-- EXERCISE TASK --
Say how many lines of the listing below contain "type", giving the number and nothing else.

+++ STORED ROWS +++

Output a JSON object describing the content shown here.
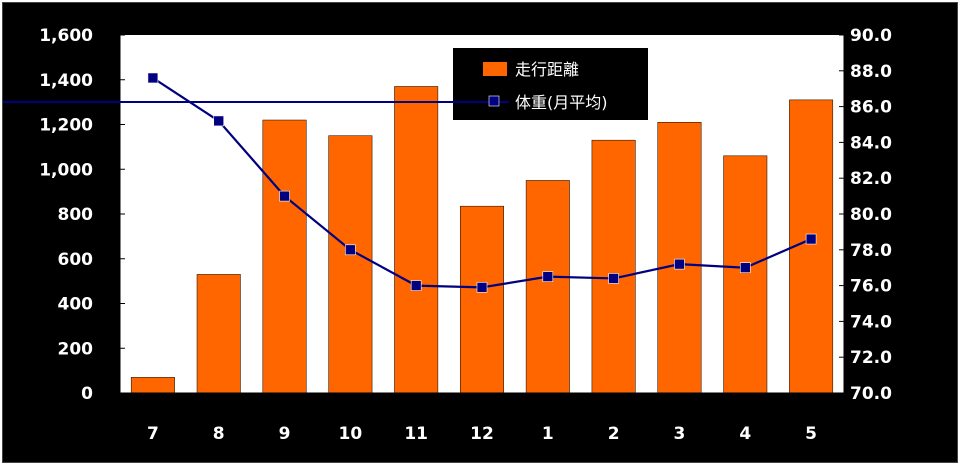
{
  "chart_data": {
    "type": "bar+line",
    "categories": [
      "7",
      "8",
      "9",
      "10",
      "11",
      "12",
      "1",
      "2",
      "3",
      "4",
      "5"
    ],
    "series": [
      {
        "name": "走行距離",
        "type": "bar",
        "axis": "left",
        "color": "#FF6600",
        "values": [
          70,
          530,
          1220,
          1150,
          1370,
          835,
          950,
          1130,
          1210,
          1060,
          1310
        ]
      },
      {
        "name": "体重(月平均)",
        "type": "line",
        "axis": "right",
        "color": "#000080",
        "values": [
          87.6,
          85.2,
          81.0,
          78.0,
          76.0,
          75.9,
          76.5,
          76.4,
          77.2,
          77.0,
          78.6
        ]
      }
    ],
    "y_left": {
      "lim": [
        0,
        1600
      ],
      "ticks": [
        0,
        200,
        400,
        600,
        800,
        1000,
        1200,
        1400,
        1600
      ],
      "tick_labels": [
        "0",
        "200",
        "400",
        "600",
        "800",
        "1,000",
        "1,200",
        "1,400",
        "1,600"
      ]
    },
    "y_right": {
      "lim": [
        70,
        90
      ],
      "ticks": [
        70,
        72,
        74,
        76,
        78,
        80,
        82,
        84,
        86,
        88,
        90
      ],
      "tick_labels": [
        "70.0",
        "72.0",
        "74.0",
        "76.0",
        "78.0",
        "80.0",
        "82.0",
        "84.0",
        "86.0",
        "88.0",
        "90.0"
      ]
    },
    "grid": false,
    "legend_position": "top-right",
    "plot_background": "#ffffff",
    "chart_background": "#000000"
  }
}
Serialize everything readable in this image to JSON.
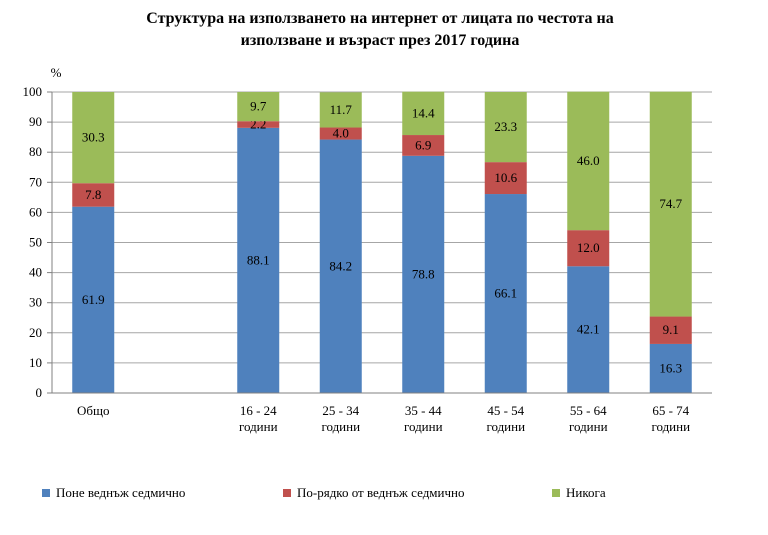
{
  "title_line1": "Структура на използването на интернет от лицата по честота на",
  "title_line2": "използване и възраст през 2017 година",
  "chart_data": {
    "type": "bar",
    "stacked": true,
    "ylabel": "%",
    "ylim": [
      0,
      100
    ],
    "yticks": [
      0,
      10,
      20,
      30,
      40,
      50,
      60,
      70,
      80,
      90,
      100
    ],
    "grid": true,
    "legend_position": "bottom",
    "categories": [
      [
        "Общо"
      ],
      [
        "16 - 24",
        "години"
      ],
      [
        "25 - 34",
        "години"
      ],
      [
        "35 - 44",
        "години"
      ],
      [
        "45 - 54",
        "години"
      ],
      [
        "55 - 64",
        "години"
      ],
      [
        "65 - 74",
        "години"
      ]
    ],
    "series": [
      {
        "name": "Поне веднъж седмично",
        "color": "#4f81bd",
        "values": [
          61.9,
          88.1,
          84.2,
          78.8,
          66.1,
          42.1,
          16.3
        ]
      },
      {
        "name": "По-рядко от веднъж седмично",
        "color": "#c0504d",
        "values": [
          7.8,
          2.2,
          4.0,
          6.9,
          10.6,
          12.0,
          9.1
        ]
      },
      {
        "name": "Никога",
        "color": "#9bbb59",
        "values": [
          30.3,
          9.7,
          11.7,
          14.4,
          23.3,
          46.0,
          74.7
        ]
      }
    ]
  }
}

+++

-- ANSWER TO THE TASK --
4